- What you need to do:
Extract every line below that contains the word "culture".

(Saved entries)
-*-*-

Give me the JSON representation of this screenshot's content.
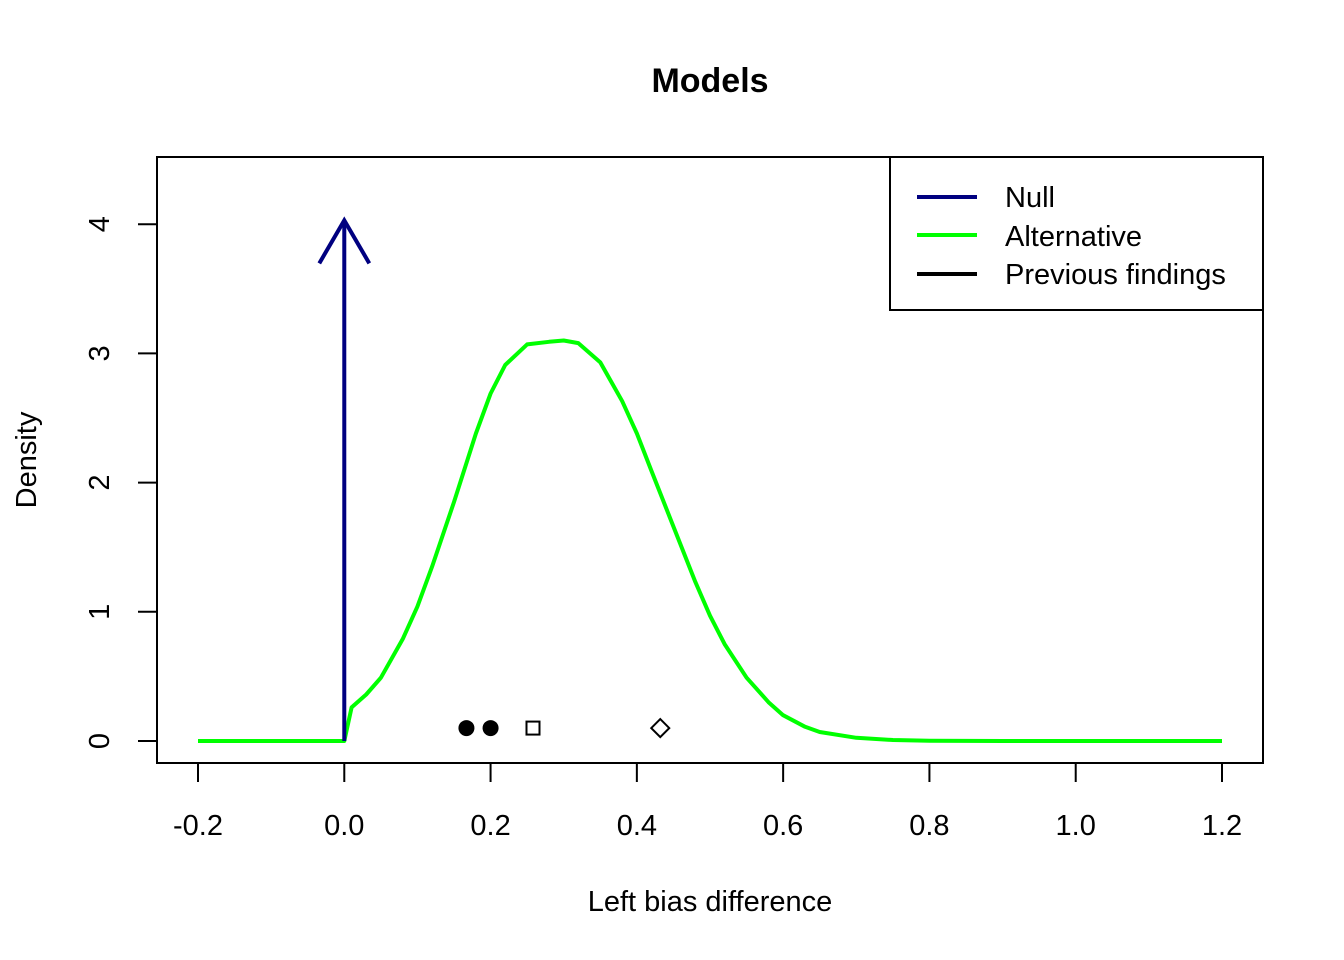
{
  "chart_data": {
    "type": "line",
    "title": "Models",
    "xlabel": "Left bias difference",
    "ylabel": "Density",
    "xlim": [
      -0.2,
      1.2
    ],
    "ylim": [
      0,
      4.5
    ],
    "xticks": [
      "-0.2",
      "0.0",
      "0.2",
      "0.4",
      "0.6",
      "0.8",
      "1.0",
      "1.2"
    ],
    "yticks": [
      "0",
      "1",
      "2",
      "3",
      "4"
    ],
    "grid": false,
    "legend_position": "top-right",
    "series": [
      {
        "name": "Null",
        "kind": "point-mass-arrow",
        "x": 0,
        "arrow_height": 4.03,
        "color": "#000080"
      },
      {
        "name": "Alternative",
        "kind": "density-curve",
        "color": "#00FF00",
        "x": [
          -0.2,
          0.0,
          0.01,
          0.03,
          0.05,
          0.08,
          0.1,
          0.12,
          0.15,
          0.18,
          0.2,
          0.22,
          0.25,
          0.28,
          0.3,
          0.32,
          0.35,
          0.38,
          0.4,
          0.42,
          0.45,
          0.48,
          0.5,
          0.52,
          0.55,
          0.58,
          0.6,
          0.63,
          0.65,
          0.7,
          0.75,
          0.8,
          0.9,
          1.0,
          1.2
        ],
        "y": [
          0,
          0,
          0.26,
          0.36,
          0.49,
          0.79,
          1.04,
          1.35,
          1.85,
          2.38,
          2.69,
          2.91,
          3.07,
          3.09,
          3.1,
          3.08,
          2.93,
          2.63,
          2.38,
          2.09,
          1.66,
          1.23,
          0.97,
          0.75,
          0.49,
          0.3,
          0.2,
          0.11,
          0.07,
          0.025,
          0.008,
          0.002,
          0,
          0,
          0
        ]
      },
      {
        "name": "Previous findings",
        "kind": "points",
        "color": "#000000",
        "points": [
          {
            "x": 0.167,
            "y": 0.1,
            "shape": "filled-circle"
          },
          {
            "x": 0.2,
            "y": 0.1,
            "shape": "filled-circle"
          },
          {
            "x": 0.258,
            "y": 0.1,
            "shape": "open-square"
          },
          {
            "x": 0.432,
            "y": 0.1,
            "shape": "open-diamond"
          }
        ]
      }
    ]
  }
}
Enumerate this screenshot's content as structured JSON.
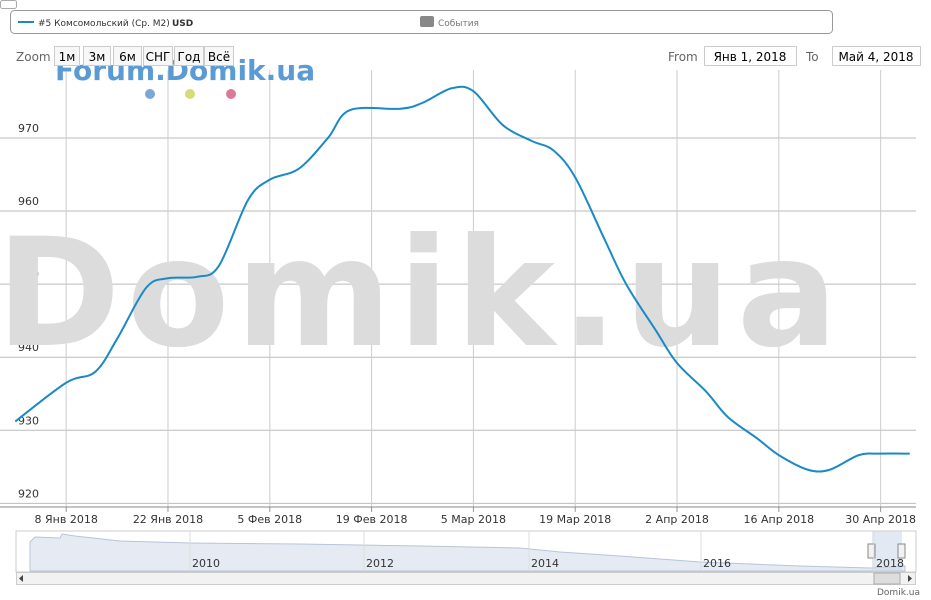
{
  "chart_data": {
    "type": "line",
    "series": [
      {
        "name": "#5 Комсомольский (Ср. М2)",
        "unit": "USD",
        "color": "#1a8ac6",
        "x": [
          "2018-01-01",
          "2018-01-08",
          "2018-01-12",
          "2018-01-15",
          "2018-01-19",
          "2018-01-22",
          "2018-01-26",
          "2018-01-29",
          "2018-02-02",
          "2018-02-05",
          "2018-02-09",
          "2018-02-13",
          "2018-02-16",
          "2018-02-23",
          "2018-02-26",
          "2018-03-02",
          "2018-03-05",
          "2018-03-09",
          "2018-03-13",
          "2018-03-16",
          "2018-03-19",
          "2018-03-23",
          "2018-03-26",
          "2018-03-30",
          "2018-04-02",
          "2018-04-06",
          "2018-04-09",
          "2018-04-13",
          "2018-04-16",
          "2018-04-20",
          "2018-04-23",
          "2018-04-27",
          "2018-04-30",
          "2018-05-04"
        ],
        "values": [
          931.2,
          936.5,
          938,
          942.5,
          949.5,
          950.8,
          951,
          952.5,
          961.5,
          964.3,
          965.8,
          970,
          973.8,
          974,
          974.8,
          976.8,
          976.4,
          971.8,
          969.6,
          968.3,
          964.6,
          956.2,
          950,
          943.8,
          939.2,
          935.3,
          931.8,
          928.9,
          926.6,
          924.6,
          924.6,
          926.6,
          926.8,
          926.8
        ]
      }
    ],
    "xlim": [
      "2017-12-31",
      "2018-05-05"
    ],
    "xticks": [
      {
        "value": "2018-01-08",
        "label": "8 Янв 2018"
      },
      {
        "value": "2018-01-22",
        "label": "22 Янв 2018"
      },
      {
        "value": "2018-02-05",
        "label": "5 Фев 2018"
      },
      {
        "value": "2018-02-19",
        "label": "19 Фев 2018"
      },
      {
        "value": "2018-03-05",
        "label": "5 Мар 2018"
      },
      {
        "value": "2018-03-19",
        "label": "19 Мар 2018"
      },
      {
        "value": "2018-04-02",
        "label": "2 Апр 2018"
      },
      {
        "value": "2018-04-16",
        "label": "16 Апр 2018"
      },
      {
        "value": "2018-04-30",
        "label": "30 Апр 2018"
      }
    ],
    "ylim": [
      919.5,
      979.3
    ],
    "yticks": [
      920,
      930,
      940,
      950,
      960,
      970
    ],
    "grid": true,
    "events_legend": "События",
    "watermark": "Domik.ua",
    "watermark_top": "Forum.Domik.ua",
    "range_selector": {
      "zoom": "Zoom",
      "buttons": [
        "1м",
        "3м",
        "6м",
        "СНГ",
        "Год",
        "Всё"
      ],
      "from_label": "From",
      "from": "Янв 1, 2018",
      "to_label": "To",
      "to": "Май 4, 2018"
    },
    "navigator_labels": [
      "2010",
      "2012",
      "2014",
      "2016",
      "2018"
    ],
    "credits": "Domik.ua"
  }
}
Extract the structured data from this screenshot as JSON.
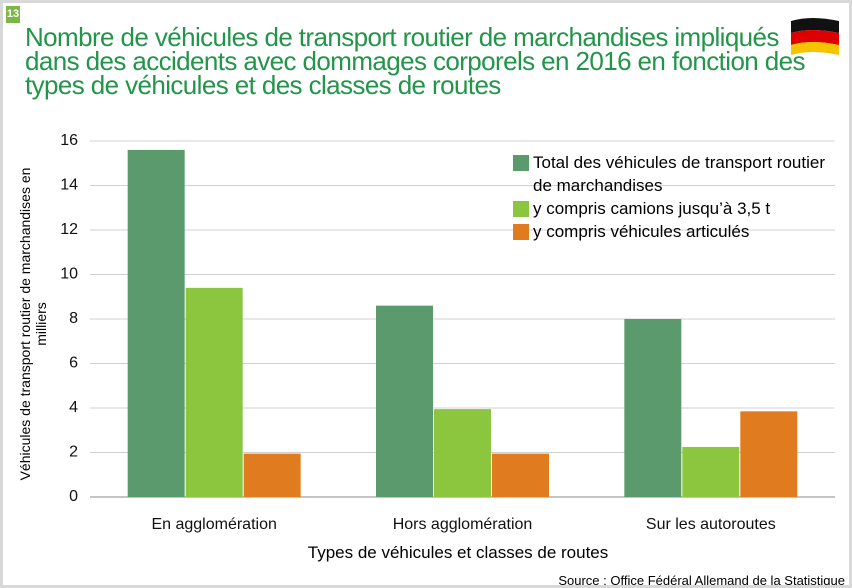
{
  "badge": "13",
  "chart_data": {
    "type": "bar",
    "title": "Nombre de véhicules de transport routier de marchandises impliqués dans des accidents avec dommages corporels en 2016 en fonction des types de véhicules et des classes de routes",
    "y_label": "Véhicules de transport routier de marchandises en milliers",
    "x_label": "Types de véhicules et classes de routes",
    "source": "Source : Office Fédéral Allemand de la Statistique",
    "categories": [
      "En agglomération",
      "Hors agglomération",
      "Sur les autoroutes"
    ],
    "series": [
      {
        "name": "Total des véhicules de transport routier de marchandises",
        "color": "#5b9a6c",
        "values": [
          15.6,
          8.6,
          8.0
        ]
      },
      {
        "name": "y compris camions jusqu’à 3,5 t",
        "color": "#8cc63f",
        "values": [
          9.4,
          3.95,
          2.25
        ]
      },
      {
        "name": "y compris véhicules articulés",
        "color": "#e07b1f",
        "values": [
          1.95,
          1.95,
          3.85
        ]
      }
    ],
    "ylim": [
      0,
      16
    ],
    "yticks": [
      0,
      2,
      4,
      6,
      8,
      10,
      12,
      14,
      16
    ],
    "grid": true,
    "legend": "upper right"
  }
}
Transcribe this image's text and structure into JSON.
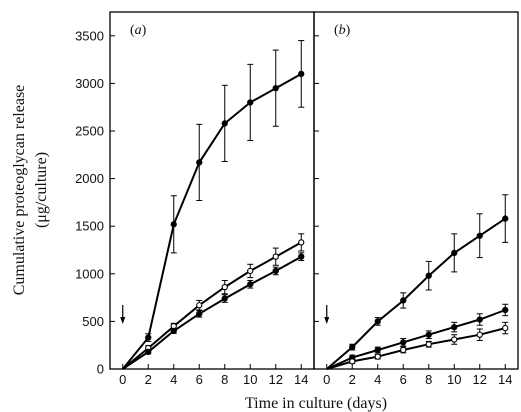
{
  "chart_data": {
    "type": "line",
    "ylabel_line1": "Cumulative proteoglycan release",
    "ylabel_line2": "(μg/culture)",
    "xlabel": "Time in culture (days)",
    "xlim": [
      -1,
      15
    ],
    "ylim": [
      0,
      3750
    ],
    "x_ticks": [
      0,
      2,
      4,
      6,
      8,
      10,
      12,
      14
    ],
    "y_ticks": [
      0,
      500,
      1000,
      1500,
      2000,
      2500,
      3000,
      3500
    ],
    "arrow_day": 0,
    "panels": [
      {
        "label_open": "(",
        "label_letter": "a",
        "label_close": ")",
        "series": [
          {
            "marker": "filled",
            "x": [
              0,
              2,
              4,
              6,
              8,
              10,
              12,
              14
            ],
            "y": [
              0,
              330,
              1520,
              2170,
              2580,
              2800,
              2950,
              3100
            ],
            "err": [
              0,
              40,
              300,
              400,
              400,
              400,
              400,
              350
            ]
          },
          {
            "marker": "open",
            "x": [
              0,
              2,
              4,
              6,
              8,
              10,
              12,
              14
            ],
            "y": [
              0,
              220,
              450,
              670,
              860,
              1030,
              1180,
              1330
            ],
            "err": [
              0,
              25,
              30,
              50,
              70,
              70,
              90,
              90
            ]
          },
          {
            "marker": "filled",
            "x": [
              0,
              2,
              4,
              6,
              8,
              10,
              12,
              14
            ],
            "y": [
              0,
              180,
              400,
              580,
              740,
              890,
              1030,
              1180
            ],
            "err": [
              0,
              20,
              25,
              35,
              40,
              40,
              40,
              40
            ]
          }
        ]
      },
      {
        "label_open": "(",
        "label_letter": "b",
        "label_close": ")",
        "series": [
          {
            "marker": "filled",
            "x": [
              0,
              2,
              4,
              6,
              8,
              10,
              12,
              14
            ],
            "y": [
              0,
              230,
              500,
              720,
              980,
              1220,
              1400,
              1580
            ],
            "err": [
              0,
              30,
              40,
              80,
              150,
              200,
              230,
              250
            ]
          },
          {
            "marker": "filled",
            "x": [
              0,
              2,
              4,
              6,
              8,
              10,
              12,
              14
            ],
            "y": [
              0,
              120,
              200,
              280,
              360,
              440,
              520,
              620
            ],
            "err": [
              0,
              25,
              30,
              40,
              40,
              50,
              60,
              60
            ]
          },
          {
            "marker": "open",
            "x": [
              0,
              2,
              4,
              6,
              8,
              10,
              12,
              14
            ],
            "y": [
              0,
              80,
              130,
              200,
              260,
              310,
              360,
              430
            ],
            "err": [
              0,
              20,
              25,
              30,
              30,
              50,
              60,
              60
            ]
          }
        ]
      }
    ]
  }
}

-*-*-

- Response:
    "ylabel_line2": "(μg/culture)",
    "xlabel": "Time in culture (days)",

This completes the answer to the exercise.